Set task:
Gather the lines that hold the string "nunquid".
━━━━
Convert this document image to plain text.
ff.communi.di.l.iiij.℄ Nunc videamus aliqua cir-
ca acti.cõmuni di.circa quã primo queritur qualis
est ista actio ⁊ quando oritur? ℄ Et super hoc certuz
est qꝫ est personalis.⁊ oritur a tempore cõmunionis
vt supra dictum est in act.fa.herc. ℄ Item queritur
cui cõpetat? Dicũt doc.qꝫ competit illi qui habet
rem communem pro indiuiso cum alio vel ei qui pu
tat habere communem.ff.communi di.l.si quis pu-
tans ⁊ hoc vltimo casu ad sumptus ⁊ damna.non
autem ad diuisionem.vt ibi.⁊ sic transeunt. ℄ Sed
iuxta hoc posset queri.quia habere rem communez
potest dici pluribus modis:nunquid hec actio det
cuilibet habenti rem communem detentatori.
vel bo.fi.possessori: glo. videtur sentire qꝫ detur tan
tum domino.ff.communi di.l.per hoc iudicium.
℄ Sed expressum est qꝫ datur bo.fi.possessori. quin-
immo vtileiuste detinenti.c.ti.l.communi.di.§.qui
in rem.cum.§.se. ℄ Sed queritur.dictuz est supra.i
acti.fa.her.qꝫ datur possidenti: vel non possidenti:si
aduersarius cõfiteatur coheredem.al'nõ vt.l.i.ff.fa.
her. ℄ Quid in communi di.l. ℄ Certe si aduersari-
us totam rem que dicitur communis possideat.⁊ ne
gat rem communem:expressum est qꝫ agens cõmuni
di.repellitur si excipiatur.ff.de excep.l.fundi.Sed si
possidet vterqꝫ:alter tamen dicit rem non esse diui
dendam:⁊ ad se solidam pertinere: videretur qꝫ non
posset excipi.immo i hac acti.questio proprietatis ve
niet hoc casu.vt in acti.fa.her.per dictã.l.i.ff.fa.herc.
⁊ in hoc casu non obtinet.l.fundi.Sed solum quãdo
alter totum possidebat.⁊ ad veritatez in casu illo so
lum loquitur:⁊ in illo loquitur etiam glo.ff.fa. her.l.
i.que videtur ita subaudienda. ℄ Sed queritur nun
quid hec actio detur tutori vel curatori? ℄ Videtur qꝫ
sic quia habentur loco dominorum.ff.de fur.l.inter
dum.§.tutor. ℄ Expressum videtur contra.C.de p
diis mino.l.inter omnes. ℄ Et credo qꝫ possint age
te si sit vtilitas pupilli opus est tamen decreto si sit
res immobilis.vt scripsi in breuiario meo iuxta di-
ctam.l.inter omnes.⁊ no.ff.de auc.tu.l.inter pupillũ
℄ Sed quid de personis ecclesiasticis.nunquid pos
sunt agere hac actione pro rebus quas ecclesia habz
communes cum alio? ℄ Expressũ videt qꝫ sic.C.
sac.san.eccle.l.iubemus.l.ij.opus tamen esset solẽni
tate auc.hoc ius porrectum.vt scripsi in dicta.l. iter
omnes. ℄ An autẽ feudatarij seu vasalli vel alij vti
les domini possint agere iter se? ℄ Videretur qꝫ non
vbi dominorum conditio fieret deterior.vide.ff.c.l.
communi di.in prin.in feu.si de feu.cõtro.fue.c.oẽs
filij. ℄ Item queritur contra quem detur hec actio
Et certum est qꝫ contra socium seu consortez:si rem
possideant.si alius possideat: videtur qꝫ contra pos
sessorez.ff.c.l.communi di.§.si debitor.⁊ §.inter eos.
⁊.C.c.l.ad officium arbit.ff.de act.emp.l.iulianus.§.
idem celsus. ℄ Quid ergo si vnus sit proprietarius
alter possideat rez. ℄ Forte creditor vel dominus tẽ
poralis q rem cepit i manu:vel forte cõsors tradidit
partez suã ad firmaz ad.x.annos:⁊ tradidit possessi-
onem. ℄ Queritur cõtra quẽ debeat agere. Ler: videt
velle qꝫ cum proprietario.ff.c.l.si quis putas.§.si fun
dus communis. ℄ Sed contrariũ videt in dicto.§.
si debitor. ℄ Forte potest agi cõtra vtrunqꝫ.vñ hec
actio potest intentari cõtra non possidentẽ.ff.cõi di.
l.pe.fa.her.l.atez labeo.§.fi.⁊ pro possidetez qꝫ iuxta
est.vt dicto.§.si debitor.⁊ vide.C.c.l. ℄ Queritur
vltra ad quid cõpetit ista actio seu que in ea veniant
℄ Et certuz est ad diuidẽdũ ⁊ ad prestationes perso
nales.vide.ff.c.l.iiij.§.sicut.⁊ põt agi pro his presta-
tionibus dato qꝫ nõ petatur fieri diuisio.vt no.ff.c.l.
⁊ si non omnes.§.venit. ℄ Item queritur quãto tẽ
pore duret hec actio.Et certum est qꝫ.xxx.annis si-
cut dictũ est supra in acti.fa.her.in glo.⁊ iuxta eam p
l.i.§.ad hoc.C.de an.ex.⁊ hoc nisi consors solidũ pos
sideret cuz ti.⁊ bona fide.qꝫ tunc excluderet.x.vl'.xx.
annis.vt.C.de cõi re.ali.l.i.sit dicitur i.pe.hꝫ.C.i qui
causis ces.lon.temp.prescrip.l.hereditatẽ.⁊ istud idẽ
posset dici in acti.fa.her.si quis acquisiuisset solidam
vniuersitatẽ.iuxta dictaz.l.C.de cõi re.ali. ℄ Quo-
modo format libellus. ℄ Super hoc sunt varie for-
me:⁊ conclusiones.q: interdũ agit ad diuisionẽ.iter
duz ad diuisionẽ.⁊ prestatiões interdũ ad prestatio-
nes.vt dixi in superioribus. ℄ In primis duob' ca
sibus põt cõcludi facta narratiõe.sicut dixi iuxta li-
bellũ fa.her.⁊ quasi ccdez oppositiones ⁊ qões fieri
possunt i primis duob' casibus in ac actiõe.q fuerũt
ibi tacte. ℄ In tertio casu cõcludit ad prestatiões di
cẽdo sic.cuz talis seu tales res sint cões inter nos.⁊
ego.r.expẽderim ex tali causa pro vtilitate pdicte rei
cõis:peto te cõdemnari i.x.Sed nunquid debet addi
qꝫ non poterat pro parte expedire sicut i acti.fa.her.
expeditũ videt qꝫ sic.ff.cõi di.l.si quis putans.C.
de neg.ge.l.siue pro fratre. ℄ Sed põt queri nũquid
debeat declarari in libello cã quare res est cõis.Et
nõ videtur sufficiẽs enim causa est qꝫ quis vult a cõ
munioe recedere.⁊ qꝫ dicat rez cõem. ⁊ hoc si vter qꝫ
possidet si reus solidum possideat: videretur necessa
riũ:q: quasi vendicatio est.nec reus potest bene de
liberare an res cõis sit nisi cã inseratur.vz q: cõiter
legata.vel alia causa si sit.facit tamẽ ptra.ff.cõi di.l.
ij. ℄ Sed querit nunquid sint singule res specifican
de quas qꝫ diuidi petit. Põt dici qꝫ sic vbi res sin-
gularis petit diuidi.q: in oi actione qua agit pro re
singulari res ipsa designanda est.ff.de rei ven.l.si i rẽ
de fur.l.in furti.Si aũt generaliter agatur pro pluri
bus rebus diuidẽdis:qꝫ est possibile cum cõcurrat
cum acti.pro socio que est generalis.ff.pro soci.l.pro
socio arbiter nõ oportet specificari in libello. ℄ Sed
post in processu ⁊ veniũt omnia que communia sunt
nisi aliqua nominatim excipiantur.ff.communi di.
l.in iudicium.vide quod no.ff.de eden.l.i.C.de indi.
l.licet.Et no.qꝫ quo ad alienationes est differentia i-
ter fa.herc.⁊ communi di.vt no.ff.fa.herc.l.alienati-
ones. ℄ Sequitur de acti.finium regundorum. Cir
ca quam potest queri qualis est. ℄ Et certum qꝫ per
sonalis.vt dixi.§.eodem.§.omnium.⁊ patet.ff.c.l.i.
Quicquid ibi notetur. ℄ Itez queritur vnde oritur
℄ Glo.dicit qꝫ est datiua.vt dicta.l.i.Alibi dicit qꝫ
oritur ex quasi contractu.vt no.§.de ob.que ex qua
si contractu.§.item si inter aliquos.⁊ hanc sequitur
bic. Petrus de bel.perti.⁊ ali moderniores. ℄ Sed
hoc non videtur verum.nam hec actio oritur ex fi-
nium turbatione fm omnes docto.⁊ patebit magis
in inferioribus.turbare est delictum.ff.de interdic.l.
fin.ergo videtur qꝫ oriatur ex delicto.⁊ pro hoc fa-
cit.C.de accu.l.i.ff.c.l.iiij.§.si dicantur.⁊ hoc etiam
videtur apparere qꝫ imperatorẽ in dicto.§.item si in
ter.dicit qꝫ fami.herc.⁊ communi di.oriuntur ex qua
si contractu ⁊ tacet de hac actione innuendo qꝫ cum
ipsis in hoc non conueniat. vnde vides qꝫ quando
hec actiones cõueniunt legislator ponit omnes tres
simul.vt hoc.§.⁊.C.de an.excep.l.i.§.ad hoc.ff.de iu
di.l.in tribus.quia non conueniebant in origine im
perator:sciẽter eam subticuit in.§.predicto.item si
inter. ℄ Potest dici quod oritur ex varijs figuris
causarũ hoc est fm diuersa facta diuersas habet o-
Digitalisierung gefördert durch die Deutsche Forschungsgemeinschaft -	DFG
━━━━
The result:
potest dici pluribus modis:nunquid hec actio det
℄ Sed quid de personis ecclesiasticis.nunquid pos
cõis:peto te cõdemnari i.x.Sed nunquid debet addi
ij. ℄ Sed querit nunquid sint singule res specifican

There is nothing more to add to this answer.